> What to do: Copy each line that contains the word "name".

** begin Data listing **

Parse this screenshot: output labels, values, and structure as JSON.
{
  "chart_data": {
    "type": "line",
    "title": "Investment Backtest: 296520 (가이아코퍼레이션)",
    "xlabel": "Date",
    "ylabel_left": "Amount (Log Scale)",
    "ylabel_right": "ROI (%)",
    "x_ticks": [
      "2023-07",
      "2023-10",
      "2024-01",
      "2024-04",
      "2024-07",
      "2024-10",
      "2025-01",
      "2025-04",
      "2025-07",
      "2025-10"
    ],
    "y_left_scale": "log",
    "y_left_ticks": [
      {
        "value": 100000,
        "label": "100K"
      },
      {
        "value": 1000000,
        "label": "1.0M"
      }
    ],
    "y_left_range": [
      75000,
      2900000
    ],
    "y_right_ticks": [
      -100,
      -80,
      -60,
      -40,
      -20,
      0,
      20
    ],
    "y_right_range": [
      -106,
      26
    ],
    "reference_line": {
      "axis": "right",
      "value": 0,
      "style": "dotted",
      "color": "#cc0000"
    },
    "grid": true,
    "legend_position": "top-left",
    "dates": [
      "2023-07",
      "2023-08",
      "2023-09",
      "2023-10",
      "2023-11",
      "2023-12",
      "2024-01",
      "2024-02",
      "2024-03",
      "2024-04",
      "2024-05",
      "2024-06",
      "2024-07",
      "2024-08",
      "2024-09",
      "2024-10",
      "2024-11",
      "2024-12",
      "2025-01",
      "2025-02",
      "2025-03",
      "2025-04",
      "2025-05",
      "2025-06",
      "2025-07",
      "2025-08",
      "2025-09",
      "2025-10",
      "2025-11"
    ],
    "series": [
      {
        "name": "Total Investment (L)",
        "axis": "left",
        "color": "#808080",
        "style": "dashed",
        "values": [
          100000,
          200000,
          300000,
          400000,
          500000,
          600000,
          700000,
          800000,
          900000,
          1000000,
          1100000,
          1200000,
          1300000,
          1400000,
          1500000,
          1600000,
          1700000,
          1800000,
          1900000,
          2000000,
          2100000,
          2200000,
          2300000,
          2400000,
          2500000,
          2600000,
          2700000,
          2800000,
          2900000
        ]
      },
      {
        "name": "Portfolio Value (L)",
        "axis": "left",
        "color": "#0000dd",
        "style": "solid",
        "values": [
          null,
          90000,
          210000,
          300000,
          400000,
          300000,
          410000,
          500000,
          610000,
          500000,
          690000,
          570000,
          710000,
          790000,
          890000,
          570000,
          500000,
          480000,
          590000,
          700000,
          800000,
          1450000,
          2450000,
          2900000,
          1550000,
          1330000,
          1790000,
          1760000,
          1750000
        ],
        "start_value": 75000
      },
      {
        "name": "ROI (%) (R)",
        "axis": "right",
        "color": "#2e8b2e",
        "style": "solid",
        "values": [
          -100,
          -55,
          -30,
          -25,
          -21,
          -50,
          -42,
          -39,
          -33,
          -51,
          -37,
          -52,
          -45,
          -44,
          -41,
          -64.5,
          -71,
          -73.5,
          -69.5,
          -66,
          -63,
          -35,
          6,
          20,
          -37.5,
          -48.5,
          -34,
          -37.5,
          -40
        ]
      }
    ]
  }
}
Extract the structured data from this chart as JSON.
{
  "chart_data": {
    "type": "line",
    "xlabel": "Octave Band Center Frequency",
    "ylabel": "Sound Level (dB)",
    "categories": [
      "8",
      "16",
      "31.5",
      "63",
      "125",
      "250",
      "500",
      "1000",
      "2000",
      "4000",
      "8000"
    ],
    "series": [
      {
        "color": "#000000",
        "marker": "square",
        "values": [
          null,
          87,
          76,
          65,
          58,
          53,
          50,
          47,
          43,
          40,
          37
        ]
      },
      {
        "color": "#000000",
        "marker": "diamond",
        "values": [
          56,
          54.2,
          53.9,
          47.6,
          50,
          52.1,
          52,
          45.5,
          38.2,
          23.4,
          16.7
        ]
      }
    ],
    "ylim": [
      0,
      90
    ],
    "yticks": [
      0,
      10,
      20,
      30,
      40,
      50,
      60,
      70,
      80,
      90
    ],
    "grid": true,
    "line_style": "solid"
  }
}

** end Data listing **

> Response:
        "name": "Total Investment (L)",
        "name": "Portfolio Value (L)",
        "name": "ROI (%) (R)",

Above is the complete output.